* REQUIRED TASK:
How many lines of these entries hold the string "HECHOS"? Answer with the number alone.

(Collection entries)

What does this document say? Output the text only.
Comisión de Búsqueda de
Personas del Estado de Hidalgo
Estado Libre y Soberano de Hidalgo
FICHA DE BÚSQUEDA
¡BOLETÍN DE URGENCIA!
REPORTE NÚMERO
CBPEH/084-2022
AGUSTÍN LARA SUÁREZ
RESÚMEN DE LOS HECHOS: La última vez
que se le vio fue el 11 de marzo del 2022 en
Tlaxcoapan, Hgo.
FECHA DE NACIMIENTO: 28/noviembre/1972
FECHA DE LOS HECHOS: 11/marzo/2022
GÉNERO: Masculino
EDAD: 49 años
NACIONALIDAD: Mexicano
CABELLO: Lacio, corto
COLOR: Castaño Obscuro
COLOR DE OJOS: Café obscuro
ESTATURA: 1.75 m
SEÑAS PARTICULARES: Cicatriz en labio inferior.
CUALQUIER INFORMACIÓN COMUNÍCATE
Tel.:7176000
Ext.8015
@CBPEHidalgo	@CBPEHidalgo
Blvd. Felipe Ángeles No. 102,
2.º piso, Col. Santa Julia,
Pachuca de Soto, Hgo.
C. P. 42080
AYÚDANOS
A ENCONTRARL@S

* WRITTEN SOLUTION:
2